— Start Listing —

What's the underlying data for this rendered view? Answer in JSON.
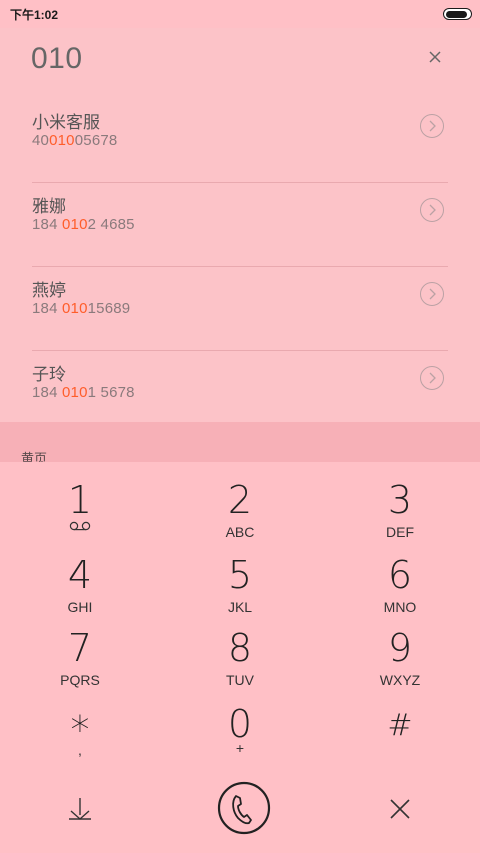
{
  "status_bar": {
    "time": "下午1:02"
  },
  "dialed": {
    "number": "010"
  },
  "contacts": [
    {
      "name": "小米客服",
      "pre": "40",
      "match": "010",
      "post": "05678"
    },
    {
      "name": "雅娜",
      "pre": "184 ",
      "match": "010",
      "post": "2 4685"
    },
    {
      "name": "燕婷",
      "pre": "184 ",
      "match": "010",
      "post": "15689"
    },
    {
      "name": "子玲",
      "pre": "184 ",
      "match": "010",
      "post": "1 5678"
    }
  ],
  "yellow_pages": {
    "label": "黄页"
  },
  "keypad": {
    "keys": [
      {
        "digit": "1",
        "letters": ""
      },
      {
        "digit": "2",
        "letters": "ABC"
      },
      {
        "digit": "3",
        "letters": "DEF"
      },
      {
        "digit": "4",
        "letters": "GHI"
      },
      {
        "digit": "5",
        "letters": "JKL"
      },
      {
        "digit": "6",
        "letters": "MNO"
      },
      {
        "digit": "7",
        "letters": "PQRS"
      },
      {
        "digit": "8",
        "letters": "TUV"
      },
      {
        "digit": "9",
        "letters": "WXYZ"
      },
      {
        "digit": "*",
        "letters": ","
      },
      {
        "digit": "0",
        "letters": "+"
      },
      {
        "digit": "#",
        "letters": ""
      }
    ]
  },
  "colors": {
    "highlight": "#ff5d2a",
    "background": "#ffc0c6"
  },
  "icons": {
    "voicemail": "voicemail-icon",
    "collapse": "collapse-keypad-icon",
    "call": "phone-call-icon",
    "delete": "delete-icon"
  }
}
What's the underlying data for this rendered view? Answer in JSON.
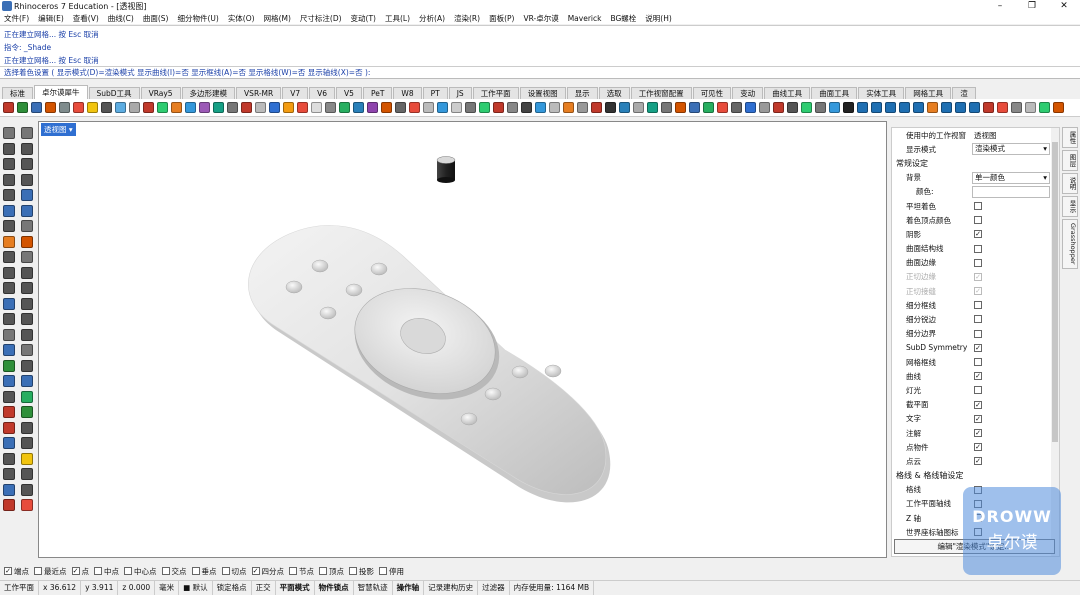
{
  "window": {
    "title": "Rhinoceros 7 Education - [透视图]",
    "minimize": "–",
    "maximize": "❐",
    "close": "✕"
  },
  "menu": [
    "文件(F)",
    "编辑(E)",
    "查看(V)",
    "曲线(C)",
    "曲面(S)",
    "细分物件(U)",
    "实体(O)",
    "网格(M)",
    "尺寸标注(D)",
    "变动(T)",
    "工具(L)",
    "分析(A)",
    "渲染(R)",
    "面板(P)",
    "VR-卓尔谟",
    "Maverick",
    "BG螺栓",
    "说明(H)"
  ],
  "command_history": [
    "正在建立网格... 按 Esc 取消",
    "指令: _Shade",
    "正在建立网格... 按 Esc 取消"
  ],
  "command_prompt": "选择着色设置 ( 显示模式(D)=渲染模式  显示曲线(I)=否  显示框线(A)=否  显示格线(W)=否  显示轴线(X)=否 ):",
  "tabs": [
    "标准",
    "卓尔谟犀牛",
    "SubD工具",
    "VRay5",
    "多边形建模",
    "VSR-MR",
    "V7",
    "V6",
    "V5",
    "PeT",
    "W8",
    "PT",
    "JS",
    "工作平面",
    "设置视图",
    "显示",
    "选取",
    "工作视窗配置",
    "可见性",
    "变动",
    "曲线工具",
    "曲面工具",
    "实体工具",
    "网格工具",
    "渲"
  ],
  "active_tab": 1,
  "toolbar_colors": [
    "#c0392b",
    "#2f8f3a",
    "#3b6fb6",
    "#d35400",
    "#7f8c8d",
    "#e74c3c",
    "#f1c40f",
    "#555",
    "#5dade2",
    "#aaa",
    "#c0392b",
    "#2ecc71",
    "#e67e22",
    "#3498db",
    "#9b59b6",
    "#16a085",
    "#777",
    "#c0392b",
    "#bbb",
    "#2f6fd1",
    "#f39c12",
    "#e74c3c",
    "#ddd",
    "#888",
    "#27ae60",
    "#2980b9",
    "#8e44ad",
    "#d35400",
    "#666",
    "#e74c3c",
    "#bbb",
    "#3498db",
    "#ccc",
    "#777",
    "#2ecc71",
    "#c0392b",
    "#888",
    "#444",
    "#3498db",
    "#bbb",
    "#e67e22",
    "#999",
    "#c0392b",
    "#333",
    "#2980b9",
    "#aaa",
    "#16a085",
    "#777",
    "#d35400",
    "#3b6fb6",
    "#27ae60",
    "#e74c3c",
    "#666",
    "#2f6fd1",
    "#999",
    "#c0392b",
    "#555",
    "#2ecc71",
    "#777",
    "#3498db",
    "#222",
    "#1f6fb2",
    "#1f6fb2",
    "#1f6fb2",
    "#1f6fb2",
    "#1f6fb2",
    "#e67e22",
    "#1f6fb2",
    "#1f6fb2",
    "#1f6fb2",
    "#c0392b",
    "#e74c3c",
    "#888",
    "#bbb",
    "#2ecc71",
    "#d35400"
  ],
  "left_tool_colors": [
    "#777",
    "#777",
    "#555",
    "#555",
    "#555",
    "#555",
    "#555",
    "#555",
    "#555",
    "#3b6fb6",
    "#3b6fb6",
    "#3b6fb6",
    "#555",
    "#777",
    "#e67e22",
    "#d35400",
    "#555",
    "#777",
    "#555",
    "#555",
    "#555",
    "#555",
    "#3b6fb6",
    "#555",
    "#555",
    "#555",
    "#777",
    "#555",
    "#3b6fb6",
    "#777",
    "#2f8f3a",
    "#555",
    "#3b6fb6",
    "#3b6fb6",
    "#555",
    "#27ae60",
    "#c0392b",
    "#2f8f3a",
    "#c0392b",
    "#555",
    "#3b6fb6",
    "#555",
    "#555",
    "#f1c40f",
    "#555",
    "#555",
    "#3b6fb6",
    "#555",
    "#c0392b",
    "#e74c3c"
  ],
  "viewport": {
    "label": "透视图 ▾"
  },
  "panel": {
    "rows": [
      {
        "kind": "kv",
        "label": "使用中的工作视窗",
        "value": "透视图"
      },
      {
        "kind": "dropdown",
        "label": "显示模式",
        "value": "渲染模式"
      },
      {
        "kind": "section",
        "label": "常规设定"
      },
      {
        "kind": "dropdown",
        "label": "背景",
        "value": "单一颜色"
      },
      {
        "kind": "field",
        "label": "颜色:"
      },
      {
        "kind": "check",
        "label": "平坦着色",
        "checked": false
      },
      {
        "kind": "check",
        "label": "着色顶点颜色",
        "checked": false
      },
      {
        "kind": "check",
        "label": "阴影",
        "checked": true
      },
      {
        "kind": "check",
        "label": "曲面结构线",
        "checked": false
      },
      {
        "kind": "check",
        "label": "曲面边缘",
        "checked": false
      },
      {
        "kind": "check",
        "label": "正切边缘",
        "checked": true,
        "dim": true
      },
      {
        "kind": "check",
        "label": "正切接缝",
        "checked": true,
        "dim": true
      },
      {
        "kind": "check",
        "label": "细分框线",
        "checked": false
      },
      {
        "kind": "check",
        "label": "细分锐边",
        "checked": false
      },
      {
        "kind": "check",
        "label": "细分边界",
        "checked": false
      },
      {
        "kind": "check",
        "label": "SubD Symmetry",
        "checked": true
      },
      {
        "kind": "check",
        "label": "网格框线",
        "checked": false
      },
      {
        "kind": "check",
        "label": "曲线",
        "checked": true
      },
      {
        "kind": "check",
        "label": "灯光",
        "checked": false
      },
      {
        "kind": "check",
        "label": "截平面",
        "checked": true
      },
      {
        "kind": "check",
        "label": "文字",
        "checked": true
      },
      {
        "kind": "check",
        "label": "注解",
        "checked": true
      },
      {
        "kind": "check",
        "label": "点物件",
        "checked": true
      },
      {
        "kind": "check",
        "label": "点云",
        "checked": true
      },
      {
        "kind": "section",
        "label": "格线 & 格线轴设定"
      },
      {
        "kind": "check",
        "label": "格线",
        "checked": false
      },
      {
        "kind": "check",
        "label": "工作平面轴线",
        "checked": false
      },
      {
        "kind": "check",
        "label": "Z 轴",
        "checked": false
      },
      {
        "kind": "check",
        "label": "世界座标轴图标",
        "checked": false
      }
    ],
    "edit_button": "编辑\"渲染模式\"设定..."
  },
  "side_tabs": [
    "属性",
    "图层",
    "说明",
    "显示",
    "Grasshopper"
  ],
  "osnap": [
    {
      "label": "端点",
      "checked": true
    },
    {
      "label": "最近点",
      "checked": false
    },
    {
      "label": "点",
      "checked": true
    },
    {
      "label": "中点",
      "checked": false
    },
    {
      "label": "中心点",
      "checked": false
    },
    {
      "label": "交点",
      "checked": false
    },
    {
      "label": "垂点",
      "checked": false
    },
    {
      "label": "切点",
      "checked": false
    },
    {
      "label": "四分点",
      "checked": true
    },
    {
      "label": "节点",
      "checked": false
    },
    {
      "label": "顶点",
      "checked": false
    },
    {
      "label": "投影",
      "checked": false
    },
    {
      "label": "停用",
      "checked": false
    }
  ],
  "status": [
    {
      "text": "工作平面"
    },
    {
      "text": "x 36.612"
    },
    {
      "text": "y 3.911"
    },
    {
      "text": "z 0.000"
    },
    {
      "text": "毫米"
    },
    {
      "text": "■ 默认"
    },
    {
      "text": "锁定格点"
    },
    {
      "text": "正交"
    },
    {
      "text": "平面模式",
      "bold": true
    },
    {
      "text": "物件锁点",
      "bold": true
    },
    {
      "text": "智慧轨迹"
    },
    {
      "text": "操作轴",
      "bold": true
    },
    {
      "text": "记录建构历史"
    },
    {
      "text": "过滤器"
    },
    {
      "text": "内存使用量: 1164 MB"
    }
  ],
  "watermark": {
    "line1": "DROWW",
    "line2": "卓尔谟"
  }
}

— End Listing —

_Objective_: Which lines in the listing above hold the word "post"? Show each of them.

_Written solution_:
      "post": "05678"
      "post": "2 4685"
      "post": "15689"
      "post": "1 5678"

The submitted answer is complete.